[Dataset excerpts]
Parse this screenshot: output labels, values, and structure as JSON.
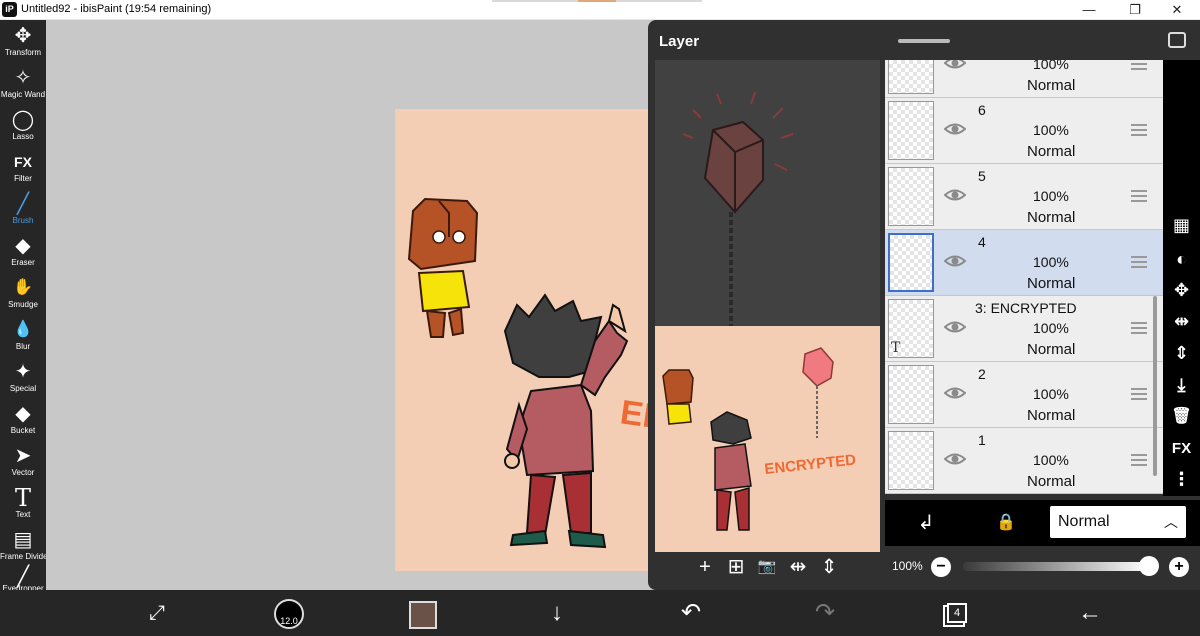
{
  "window": {
    "title": "Untitled92 - ibisPaint (19:54 remaining)",
    "minimize": "—",
    "restore": "❐",
    "close": "✕"
  },
  "tools": [
    {
      "label": "Transform",
      "icon": "move-icon",
      "glyph": "✥"
    },
    {
      "label": "Magic Wand",
      "icon": "magic-wand-icon",
      "glyph": "✧"
    },
    {
      "label": "Lasso",
      "icon": "lasso-icon",
      "glyph": "◯"
    },
    {
      "label": "Filter",
      "icon": "fx-icon",
      "glyph": "FX"
    },
    {
      "label": "Brush",
      "icon": "brush-icon",
      "glyph": "╱",
      "active": true
    },
    {
      "label": "Eraser",
      "icon": "eraser-icon",
      "glyph": "◆"
    },
    {
      "label": "Smudge",
      "icon": "smudge-icon",
      "glyph": "✋"
    },
    {
      "label": "Blur",
      "icon": "blur-icon",
      "glyph": "💧"
    },
    {
      "label": "Special",
      "icon": "special-icon",
      "glyph": "✦"
    },
    {
      "label": "Bucket",
      "icon": "bucket-icon",
      "glyph": "◆"
    },
    {
      "label": "Vector",
      "icon": "vector-icon",
      "glyph": "➤"
    },
    {
      "label": "Text",
      "icon": "text-icon",
      "glyph": "T"
    },
    {
      "label": "Frame Divider",
      "icon": "frame-divider-icon",
      "glyph": "▤"
    },
    {
      "label": "Eyedropper",
      "icon": "eyedropper-icon",
      "glyph": "╱"
    }
  ],
  "canvas": {
    "watermark_text": "EN",
    "preview_text": "ENCRYPTED"
  },
  "layer_panel": {
    "title": "Layer",
    "layers": [
      {
        "name": "",
        "opacity": "100%",
        "blend": "Normal",
        "selected": false
      },
      {
        "name": "6",
        "opacity": "100%",
        "blend": "Normal",
        "selected": false
      },
      {
        "name": "5",
        "opacity": "100%",
        "blend": "Normal",
        "selected": false
      },
      {
        "name": "4",
        "opacity": "100%",
        "blend": "Normal",
        "selected": true
      },
      {
        "name": "3: ENCRYPTED",
        "opacity": "100%",
        "blend": "Normal",
        "selected": false
      },
      {
        "name": "2",
        "opacity": "100%",
        "blend": "Normal",
        "selected": false
      },
      {
        "name": "1",
        "opacity": "100%",
        "blend": "Normal",
        "selected": false
      }
    ],
    "side_buttons": [
      {
        "icon": "checkerboard-icon",
        "glyph": "▦"
      },
      {
        "icon": "mask-icon",
        "glyph": "◐"
      },
      {
        "icon": "move-layer-icon",
        "glyph": "✥"
      },
      {
        "icon": "flip-horizontal-icon",
        "glyph": "⇹"
      },
      {
        "icon": "flip-vertical-icon",
        "glyph": "⇕"
      },
      {
        "icon": "merge-down-icon",
        "glyph": "⤓"
      },
      {
        "icon": "trash-icon",
        "glyph": "🗑"
      },
      {
        "icon": "fx-icon",
        "glyph": "FX"
      },
      {
        "icon": "more-icon",
        "glyph": "⋮"
      }
    ],
    "preview_tools": [
      {
        "icon": "add-layer-icon",
        "glyph": "+"
      },
      {
        "icon": "duplicate-layer-icon",
        "glyph": "⊞"
      },
      {
        "icon": "camera-icon",
        "glyph": "📷"
      },
      {
        "icon": "flip-horizontal-icon",
        "glyph": "⇹"
      },
      {
        "icon": "flip-vertical-icon",
        "glyph": "⇕"
      }
    ],
    "blend_mode": "Normal",
    "opacity_label": "100%",
    "opacity_value": 1.0
  },
  "bottom_bar": {
    "brush_size": "12.0",
    "layer_count": "4",
    "color": "#6b5248"
  }
}
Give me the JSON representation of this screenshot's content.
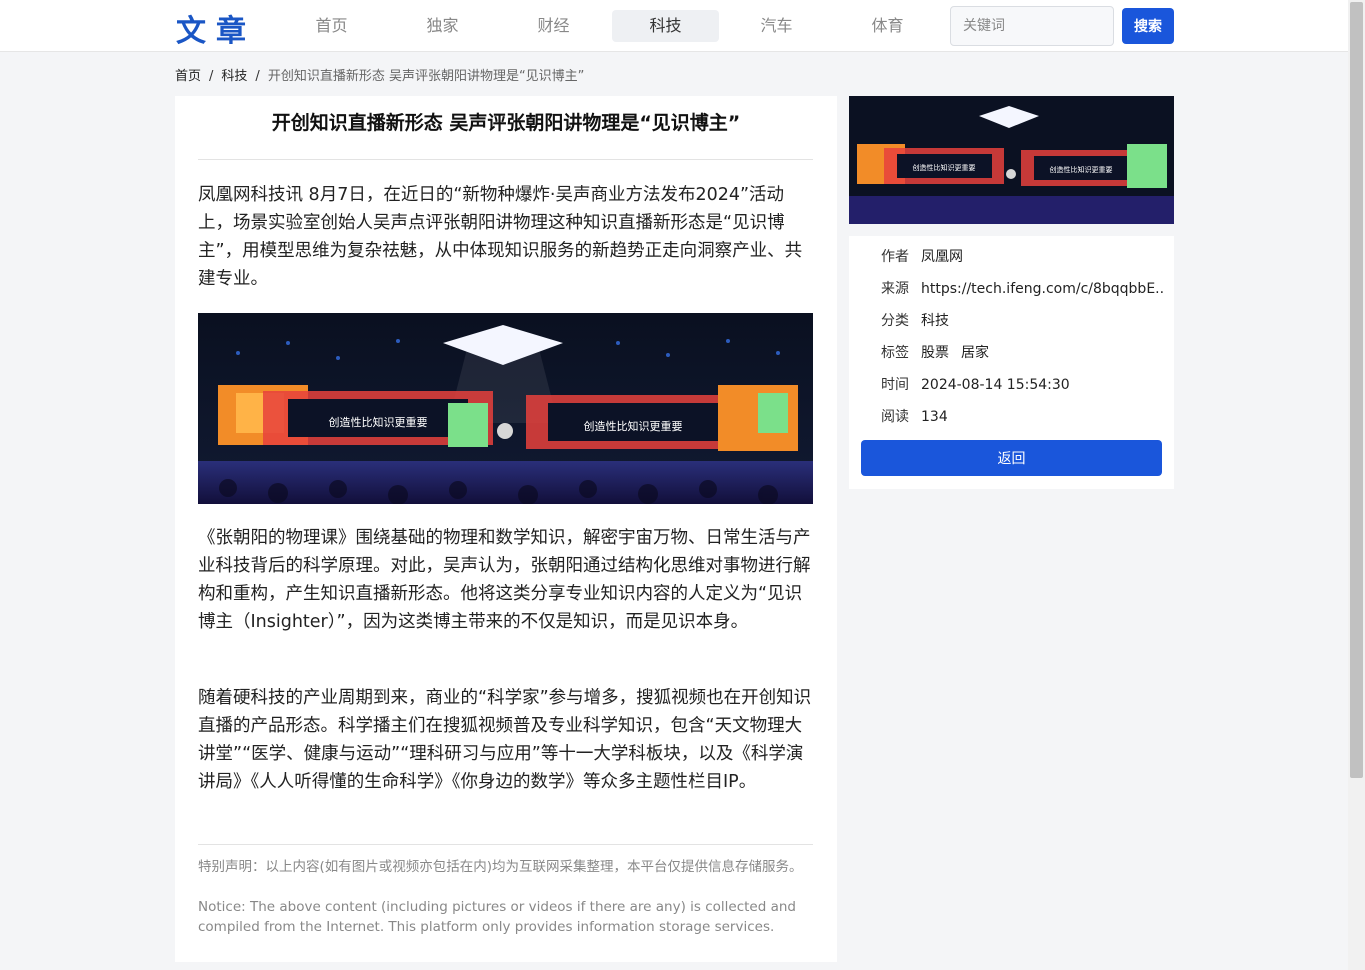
{
  "brand": {
    "logo": "文章"
  },
  "nav": {
    "items": [
      {
        "label": "首页"
      },
      {
        "label": "独家"
      },
      {
        "label": "财经"
      },
      {
        "label": "科技",
        "active": true
      },
      {
        "label": "汽车"
      },
      {
        "label": "体育"
      }
    ],
    "search_placeholder": "关键词",
    "search_button": "搜索"
  },
  "breadcrumb": {
    "home": "首页",
    "category": "科技",
    "current": "开创知识直播新形态 吴声评张朝阳讲物理是“见识博主”",
    "separator": "/"
  },
  "article": {
    "title": "开创知识直播新形态 吴声评张朝阳讲物理是“见识博主”",
    "paragraphs": [
      "凤凰网科技讯 8月7日，在近日的“新物种爆炸·吴声商业方法发布2024”活动上，场景实验室创始人吴声点评张朝阳讲物理这种知识直播新形态是“见识博主”，用模型思维为复杂祛魅，从中体现知识服务的新趋势正走向洞察产业、共建专业。",
      "《张朝阳的物理课》围绕基础的物理和数学知识，解密宇宙万物、日常生活与产业科技背后的科学原理。对此，吴声认为，张朝阳通过结构化思维对事物进行解构和重构，产生知识直播新形态。他将这类分享专业知识内容的人定义为“见识博主（Insighter）”，因为这类博主带来的不仅是知识，而是见识本身。",
      "随着硬科技的产业周期到来，商业的“科学家”参与增多，搜狐视频也在开创知识直播的产品形态。科学播主们在搜狐视频普及专业科学知识，包含“天文物理大讲堂”“医学、健康与运动”“理科研习与应用”等十一大学科板块，以及《科学演讲局》《人人听得懂的生命科学》《你身边的数学》等众多主题性栏目IP。"
    ],
    "image_screen_text": "创造性比知识更重要",
    "notice_cn": "特别声明：以上内容(如有图片或视频亦包括在内)均为互联网采集整理，本平台仅提供信息存储服务。",
    "notice_en": "Notice: The above content (including pictures or videos if there are any) is collected and compiled from the Internet. This platform only provides information storage services."
  },
  "info": {
    "author_label": "作者",
    "author": "凤凰网",
    "source_label": "来源",
    "source": "https://tech.ifeng.com/c/8bqqbbE...",
    "category_label": "分类",
    "category": "科技",
    "tags_label": "标签",
    "tags": [
      "股票",
      "居家"
    ],
    "time_label": "时间",
    "time": "2024-08-14 15:54:30",
    "views_label": "阅读",
    "views": "134",
    "back_button": "返回"
  },
  "colors": {
    "accent": "#1a56db",
    "logo": "#1a56c5",
    "page_bg": "#f4f5f7"
  }
}
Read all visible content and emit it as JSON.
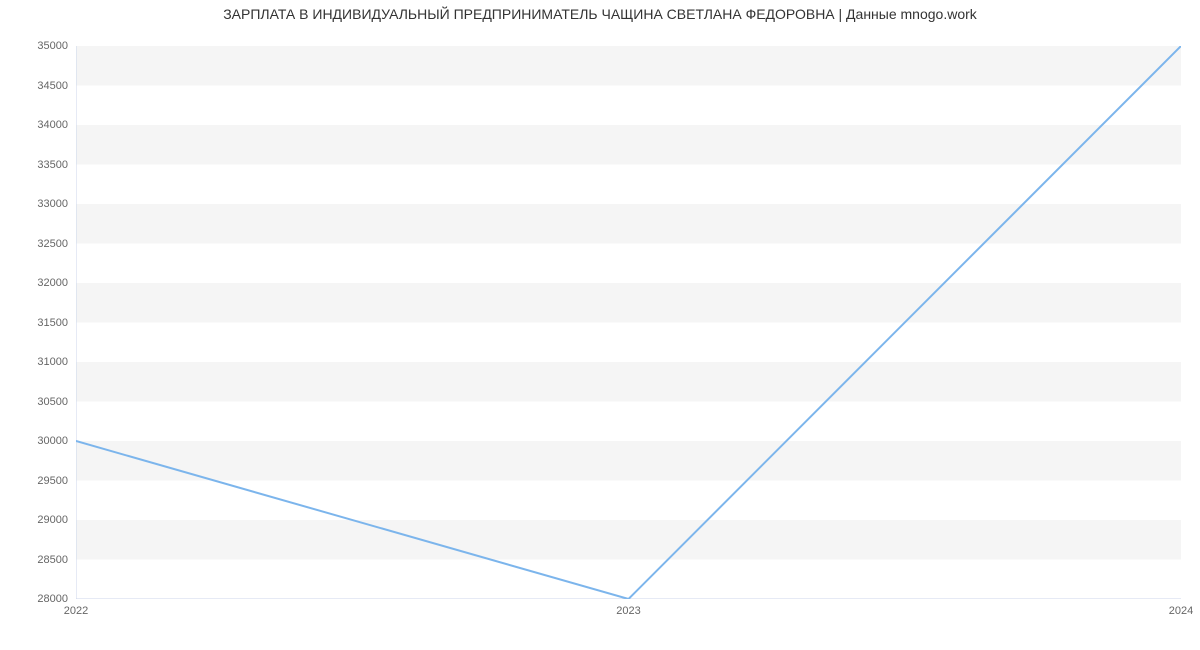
{
  "chart_data": {
    "type": "line",
    "title": "ЗАРПЛАТА В ИНДИВИДУАЛЬНЫЙ ПРЕДПРИНИМАТЕЛЬ ЧАЩИНА СВЕТЛАНА ФЕДОРОВНА | Данные mnogo.work",
    "x": [
      2022,
      2023,
      2024
    ],
    "values": [
      30000,
      28000,
      35000
    ],
    "xlabel": "",
    "ylabel": "",
    "ylim": [
      28000,
      35000
    ],
    "y_ticks": [
      28000,
      28500,
      29000,
      29500,
      30000,
      30500,
      31000,
      31500,
      32000,
      32500,
      33000,
      33500,
      34000,
      34500,
      35000
    ],
    "x_ticks": [
      2022,
      2023,
      2024
    ],
    "grid": true,
    "line_color": "#7cb5ec",
    "axis_color": "#ccd6eb",
    "band_color": "#f5f5f5"
  }
}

_Short exercise_
Copy all the entries word for word. Omit any pictures.

_Reply_
Parse this screenshot: output labels, values, and structure as JSON.
{
  "window": {
    "title": "Untitled92 - ibisPaint (19:54 remaining)",
    "minimize": "—",
    "restore": "❐",
    "close": "✕"
  },
  "tools": [
    {
      "label": "Transform",
      "icon": "move-icon",
      "glyph": "✥"
    },
    {
      "label": "Magic Wand",
      "icon": "magic-wand-icon",
      "glyph": "✧"
    },
    {
      "label": "Lasso",
      "icon": "lasso-icon",
      "glyph": "◯"
    },
    {
      "label": "Filter",
      "icon": "fx-icon",
      "glyph": "FX"
    },
    {
      "label": "Brush",
      "icon": "brush-icon",
      "glyph": "╱",
      "active": true
    },
    {
      "label": "Eraser",
      "icon": "eraser-icon",
      "glyph": "◆"
    },
    {
      "label": "Smudge",
      "icon": "smudge-icon",
      "glyph": "✋"
    },
    {
      "label": "Blur",
      "icon": "blur-icon",
      "glyph": "💧"
    },
    {
      "label": "Special",
      "icon": "special-icon",
      "glyph": "✦"
    },
    {
      "label": "Bucket",
      "icon": "bucket-icon",
      "glyph": "◆"
    },
    {
      "label": "Vector",
      "icon": "vector-icon",
      "glyph": "➤"
    },
    {
      "label": "Text",
      "icon": "text-icon",
      "glyph": "T"
    },
    {
      "label": "Frame Divider",
      "icon": "frame-divider-icon",
      "glyph": "▤"
    },
    {
      "label": "Eyedropper",
      "icon": "eyedropper-icon",
      "glyph": "╱"
    }
  ],
  "canvas": {
    "watermark_text": "EN",
    "preview_text": "ENCRYPTED"
  },
  "layer_panel": {
    "title": "Layer",
    "layers": [
      {
        "name": "",
        "opacity": "100%",
        "blend": "Normal",
        "selected": false
      },
      {
        "name": "6",
        "opacity": "100%",
        "blend": "Normal",
        "selected": false
      },
      {
        "name": "5",
        "opacity": "100%",
        "blend": "Normal",
        "selected": false
      },
      {
        "name": "4",
        "opacity": "100%",
        "blend": "Normal",
        "selected": true
      },
      {
        "name": "3: ENCRYPTED",
        "opacity": "100%",
        "blend": "Normal",
        "selected": false
      },
      {
        "name": "2",
        "opacity": "100%",
        "blend": "Normal",
        "selected": false
      },
      {
        "name": "1",
        "opacity": "100%",
        "blend": "Normal",
        "selected": false
      }
    ],
    "side_buttons": [
      {
        "icon": "checkerboard-icon",
        "glyph": "▦"
      },
      {
        "icon": "mask-icon",
        "glyph": "◐"
      },
      {
        "icon": "move-layer-icon",
        "glyph": "✥"
      },
      {
        "icon": "flip-horizontal-icon",
        "glyph": "⇹"
      },
      {
        "icon": "flip-vertical-icon",
        "glyph": "⇕"
      },
      {
        "icon": "merge-down-icon",
        "glyph": "⤓"
      },
      {
        "icon": "trash-icon",
        "glyph": "🗑"
      },
      {
        "icon": "fx-icon",
        "glyph": "FX"
      },
      {
        "icon": "more-icon",
        "glyph": "⋮"
      }
    ],
    "preview_tools": [
      {
        "icon": "add-layer-icon",
        "glyph": "+"
      },
      {
        "icon": "duplicate-layer-icon",
        "glyph": "⊞"
      },
      {
        "icon": "camera-icon",
        "glyph": "📷"
      },
      {
        "icon": "flip-horizontal-icon",
        "glyph": "⇹"
      },
      {
        "icon": "flip-vertical-icon",
        "glyph": "⇕"
      }
    ],
    "blend_mode": "Normal",
    "opacity_label": "100%",
    "opacity_value": 1.0
  },
  "bottom_bar": {
    "brush_size": "12.0",
    "layer_count": "4",
    "color": "#6b5248"
  }
}
Give me the JSON representation of this screenshot's content.
{
  "brand": {
    "logo": "文章"
  },
  "nav": {
    "items": [
      {
        "label": "首页"
      },
      {
        "label": "独家"
      },
      {
        "label": "财经"
      },
      {
        "label": "科技",
        "active": true
      },
      {
        "label": "汽车"
      },
      {
        "label": "体育"
      }
    ],
    "search_placeholder": "关键词",
    "search_button": "搜索"
  },
  "breadcrumb": {
    "home": "首页",
    "category": "科技",
    "current": "开创知识直播新形态 吴声评张朝阳讲物理是“见识博主”",
    "separator": "/"
  },
  "article": {
    "title": "开创知识直播新形态 吴声评张朝阳讲物理是“见识博主”",
    "paragraphs": [
      "凤凰网科技讯 8月7日，在近日的“新物种爆炸·吴声商业方法发布2024”活动上，场景实验室创始人吴声点评张朝阳讲物理这种知识直播新形态是“见识博主”，用模型思维为复杂祛魅，从中体现知识服务的新趋势正走向洞察产业、共建专业。",
      "《张朝阳的物理课》围绕基础的物理和数学知识，解密宇宙万物、日常生活与产业科技背后的科学原理。对此，吴声认为，张朝阳通过结构化思维对事物进行解构和重构，产生知识直播新形态。他将这类分享专业知识内容的人定义为“见识博主（Insighter）”，因为这类博主带来的不仅是知识，而是见识本身。",
      "随着硬科技的产业周期到来，商业的“科学家”参与增多，搜狐视频也在开创知识直播的产品形态。科学播主们在搜狐视频普及专业科学知识，包含“天文物理大讲堂”“医学、健康与运动”“理科研习与应用”等十一大学科板块，以及《科学演讲局》《人人听得懂的生命科学》《你身边的数学》等众多主题性栏目IP。"
    ],
    "image_screen_text": "创造性比知识更重要",
    "notice_cn": "特别声明：以上内容(如有图片或视频亦包括在内)均为互联网采集整理，本平台仅提供信息存储服务。",
    "notice_en": "Notice: The above content (including pictures or videos if there are any) is collected and compiled from the Internet. This platform only provides information storage services."
  },
  "info": {
    "author_label": "作者",
    "author": "凤凰网",
    "source_label": "来源",
    "source": "https://tech.ifeng.com/c/8bqqbbE...",
    "category_label": "分类",
    "category": "科技",
    "tags_label": "标签",
    "tags": [
      "股票",
      "居家"
    ],
    "time_label": "时间",
    "time": "2024-08-14 15:54:30",
    "views_label": "阅读",
    "views": "134",
    "back_button": "返回"
  },
  "colors": {
    "accent": "#1a56db",
    "logo": "#1a56c5",
    "page_bg": "#f4f5f7"
  }
}
Read all visible content and emit it as JSON.
{
  "chart_data": {
    "type": "line",
    "title": "ЗАРПЛАТА В ИНДИВИДУАЛЬНЫЙ ПРЕДПРИНИМАТЕЛЬ ЧАЩИНА СВЕТЛАНА ФЕДОРОВНА | Данные mnogo.work",
    "x": [
      2022,
      2023,
      2024
    ],
    "values": [
      30000,
      28000,
      35000
    ],
    "xlabel": "",
    "ylabel": "",
    "ylim": [
      28000,
      35000
    ],
    "y_ticks": [
      28000,
      28500,
      29000,
      29500,
      30000,
      30500,
      31000,
      31500,
      32000,
      32500,
      33000,
      33500,
      34000,
      34500,
      35000
    ],
    "x_ticks": [
      2022,
      2023,
      2024
    ],
    "grid": true,
    "line_color": "#7cb5ec",
    "axis_color": "#ccd6eb",
    "band_color": "#f5f5f5"
  }
}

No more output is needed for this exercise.